Stored data
— BEGIN —

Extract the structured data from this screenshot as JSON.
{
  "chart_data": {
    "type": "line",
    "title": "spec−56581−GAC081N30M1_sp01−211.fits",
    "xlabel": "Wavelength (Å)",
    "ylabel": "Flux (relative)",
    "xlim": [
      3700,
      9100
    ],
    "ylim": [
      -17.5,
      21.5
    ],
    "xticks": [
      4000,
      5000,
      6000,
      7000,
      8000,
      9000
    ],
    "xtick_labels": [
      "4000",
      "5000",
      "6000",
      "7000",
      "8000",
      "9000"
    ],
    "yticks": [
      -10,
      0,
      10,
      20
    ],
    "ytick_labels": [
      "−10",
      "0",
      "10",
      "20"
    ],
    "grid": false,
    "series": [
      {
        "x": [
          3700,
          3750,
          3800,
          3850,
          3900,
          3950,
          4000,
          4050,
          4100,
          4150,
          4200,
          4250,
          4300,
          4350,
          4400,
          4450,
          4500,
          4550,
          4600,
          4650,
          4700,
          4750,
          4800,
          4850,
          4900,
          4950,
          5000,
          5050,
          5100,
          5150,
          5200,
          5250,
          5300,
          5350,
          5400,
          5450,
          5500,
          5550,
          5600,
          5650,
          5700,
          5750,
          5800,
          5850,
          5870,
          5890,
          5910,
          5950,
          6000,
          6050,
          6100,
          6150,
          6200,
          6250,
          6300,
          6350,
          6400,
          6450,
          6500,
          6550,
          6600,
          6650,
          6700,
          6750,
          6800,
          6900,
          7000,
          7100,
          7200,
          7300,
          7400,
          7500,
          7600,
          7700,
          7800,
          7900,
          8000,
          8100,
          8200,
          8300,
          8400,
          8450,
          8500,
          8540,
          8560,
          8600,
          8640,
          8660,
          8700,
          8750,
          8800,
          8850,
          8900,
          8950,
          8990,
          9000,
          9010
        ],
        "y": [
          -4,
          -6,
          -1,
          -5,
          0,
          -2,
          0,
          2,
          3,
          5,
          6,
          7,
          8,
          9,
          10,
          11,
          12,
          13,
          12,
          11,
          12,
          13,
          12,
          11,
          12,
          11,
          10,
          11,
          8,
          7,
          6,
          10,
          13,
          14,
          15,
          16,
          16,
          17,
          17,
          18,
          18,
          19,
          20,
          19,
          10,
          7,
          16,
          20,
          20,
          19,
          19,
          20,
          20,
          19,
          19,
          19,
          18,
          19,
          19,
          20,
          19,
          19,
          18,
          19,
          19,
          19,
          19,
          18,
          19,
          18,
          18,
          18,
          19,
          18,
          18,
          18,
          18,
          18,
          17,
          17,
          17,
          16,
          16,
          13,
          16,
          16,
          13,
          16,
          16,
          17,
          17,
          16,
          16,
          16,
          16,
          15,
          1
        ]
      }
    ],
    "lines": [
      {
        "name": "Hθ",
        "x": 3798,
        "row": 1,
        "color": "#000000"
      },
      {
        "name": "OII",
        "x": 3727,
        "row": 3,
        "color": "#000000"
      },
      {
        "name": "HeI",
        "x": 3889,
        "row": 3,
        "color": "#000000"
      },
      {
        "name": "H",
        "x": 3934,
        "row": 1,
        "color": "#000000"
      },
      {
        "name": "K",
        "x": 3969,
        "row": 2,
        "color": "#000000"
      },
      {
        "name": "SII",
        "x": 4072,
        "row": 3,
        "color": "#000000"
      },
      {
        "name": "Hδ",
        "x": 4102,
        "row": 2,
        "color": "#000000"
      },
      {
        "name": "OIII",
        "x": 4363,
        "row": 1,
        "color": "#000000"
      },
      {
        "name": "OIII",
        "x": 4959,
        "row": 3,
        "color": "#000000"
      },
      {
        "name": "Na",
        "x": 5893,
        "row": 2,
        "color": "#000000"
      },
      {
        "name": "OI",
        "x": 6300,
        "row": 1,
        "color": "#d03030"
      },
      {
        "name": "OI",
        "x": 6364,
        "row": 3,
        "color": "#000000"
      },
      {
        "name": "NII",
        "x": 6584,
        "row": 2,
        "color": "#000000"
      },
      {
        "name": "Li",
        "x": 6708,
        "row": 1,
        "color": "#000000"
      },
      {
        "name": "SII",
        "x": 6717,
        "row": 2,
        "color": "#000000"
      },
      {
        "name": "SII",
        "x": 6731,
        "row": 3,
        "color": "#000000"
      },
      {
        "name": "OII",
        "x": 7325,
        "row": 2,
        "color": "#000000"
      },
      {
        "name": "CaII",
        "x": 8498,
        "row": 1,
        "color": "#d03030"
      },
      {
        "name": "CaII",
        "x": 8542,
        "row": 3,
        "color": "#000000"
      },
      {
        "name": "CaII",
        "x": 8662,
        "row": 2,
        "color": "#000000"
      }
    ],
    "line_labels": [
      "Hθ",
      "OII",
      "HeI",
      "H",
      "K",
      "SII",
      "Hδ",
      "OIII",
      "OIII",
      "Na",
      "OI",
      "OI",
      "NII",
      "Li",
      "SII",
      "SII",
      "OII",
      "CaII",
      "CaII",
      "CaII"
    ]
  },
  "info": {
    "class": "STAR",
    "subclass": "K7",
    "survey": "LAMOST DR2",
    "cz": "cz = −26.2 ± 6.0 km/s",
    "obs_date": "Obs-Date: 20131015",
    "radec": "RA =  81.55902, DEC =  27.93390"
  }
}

— END —

= TASK DETAILS =
In this exercise, repeat all entries exactly.

= EXERCISE SOLUTION =
Extract the structured data from this screenshot as JSON.
{
  "chart_data": {
    "type": "line",
    "title": "spec−56581−GAC081N30M1_sp01−211.fits",
    "xlabel": "Wavelength (Å)",
    "ylabel": "Flux (relative)",
    "xlim": [
      3700,
      9100
    ],
    "ylim": [
      -17.5,
      21.5
    ],
    "xticks": [
      4000,
      5000,
      6000,
      7000,
      8000,
      9000
    ],
    "xtick_labels": [
      "4000",
      "5000",
      "6000",
      "7000",
      "8000",
      "9000"
    ],
    "yticks": [
      -10,
      0,
      10,
      20
    ],
    "ytick_labels": [
      "−10",
      "0",
      "10",
      "20"
    ],
    "grid": false,
    "series": [
      {
        "x": [
          3700,
          3750,
          3800,
          3850,
          3900,
          3950,
          4000,
          4050,
          4100,
          4150,
          4200,
          4250,
          4300,
          4350,
          4400,
          4450,
          4500,
          4550,
          4600,
          4650,
          4700,
          4750,
          4800,
          4850,
          4900,
          4950,
          5000,
          5050,
          5100,
          5150,
          5200,
          5250,
          5300,
          5350,
          5400,
          5450,
          5500,
          5550,
          5600,
          5650,
          5700,
          5750,
          5800,
          5850,
          5870,
          5890,
          5910,
          5950,
          6000,
          6050,
          6100,
          6150,
          6200,
          6250,
          6300,
          6350,
          6400,
          6450,
          6500,
          6550,
          6600,
          6650,
          6700,
          6750,
          6800,
          6900,
          7000,
          7100,
          7200,
          7300,
          7400,
          7500,
          7600,
          7700,
          7800,
          7900,
          8000,
          8100,
          8200,
          8300,
          8400,
          8450,
          8500,
          8540,
          8560,
          8600,
          8640,
          8660,
          8700,
          8750,
          8800,
          8850,
          8900,
          8950,
          8990,
          9000,
          9010
        ],
        "y": [
          -4,
          -6,
          -1,
          -5,
          0,
          -2,
          0,
          2,
          3,
          5,
          6,
          7,
          8,
          9,
          10,
          11,
          12,
          13,
          12,
          11,
          12,
          13,
          12,
          11,
          12,
          11,
          10,
          11,
          8,
          7,
          6,
          10,
          13,
          14,
          15,
          16,
          16,
          17,
          17,
          18,
          18,
          19,
          20,
          19,
          10,
          7,
          16,
          20,
          20,
          19,
          19,
          20,
          20,
          19,
          19,
          19,
          18,
          19,
          19,
          20,
          19,
          19,
          18,
          19,
          19,
          19,
          19,
          18,
          19,
          18,
          18,
          18,
          19,
          18,
          18,
          18,
          18,
          18,
          17,
          17,
          17,
          16,
          16,
          13,
          16,
          16,
          13,
          16,
          16,
          17,
          17,
          16,
          16,
          16,
          16,
          15,
          1
        ]
      }
    ],
    "lines": [
      {
        "name": "Hθ",
        "x": 3798,
        "row": 1,
        "color": "#000000"
      },
      {
        "name": "OII",
        "x": 3727,
        "row": 3,
        "color": "#000000"
      },
      {
        "name": "HeI",
        "x": 3889,
        "row": 3,
        "color": "#000000"
      },
      {
        "name": "H",
        "x": 3934,
        "row": 1,
        "color": "#000000"
      },
      {
        "name": "K",
        "x": 3969,
        "row": 2,
        "color": "#000000"
      },
      {
        "name": "SII",
        "x": 4072,
        "row": 3,
        "color": "#000000"
      },
      {
        "name": "Hδ",
        "x": 4102,
        "row": 2,
        "color": "#000000"
      },
      {
        "name": "OIII",
        "x": 4363,
        "row": 1,
        "color": "#000000"
      },
      {
        "name": "OIII",
        "x": 4959,
        "row": 3,
        "color": "#000000"
      },
      {
        "name": "Na",
        "x": 5893,
        "row": 2,
        "color": "#000000"
      },
      {
        "name": "OI",
        "x": 6300,
        "row": 1,
        "color": "#d03030"
      },
      {
        "name": "OI",
        "x": 6364,
        "row": 3,
        "color": "#000000"
      },
      {
        "name": "NII",
        "x": 6584,
        "row": 2,
        "color": "#000000"
      },
      {
        "name": "Li",
        "x": 6708,
        "row": 1,
        "color": "#000000"
      },
      {
        "name": "SII",
        "x": 6717,
        "row": 2,
        "color": "#000000"
      },
      {
        "name": "SII",
        "x": 6731,
        "row": 3,
        "color": "#000000"
      },
      {
        "name": "OII",
        "x": 7325,
        "row": 2,
        "color": "#000000"
      },
      {
        "name": "CaII",
        "x": 8498,
        "row": 1,
        "color": "#d03030"
      },
      {
        "name": "CaII",
        "x": 8542,
        "row": 3,
        "color": "#000000"
      },
      {
        "name": "CaII",
        "x": 8662,
        "row": 2,
        "color": "#000000"
      }
    ],
    "line_labels": [
      "Hθ",
      "OII",
      "HeI",
      "H",
      "K",
      "SII",
      "Hδ",
      "OIII",
      "OIII",
      "Na",
      "OI",
      "OI",
      "NII",
      "Li",
      "SII",
      "SII",
      "OII",
      "CaII",
      "CaII",
      "CaII"
    ]
  },
  "info": {
    "class": "STAR",
    "subclass": "K7",
    "survey": "LAMOST DR2",
    "cz": "cz = −26.2 ± 6.0 km/s",
    "obs_date": "Obs-Date: 20131015",
    "radec": "RA =  81.55902, DEC =  27.93390"
  }
}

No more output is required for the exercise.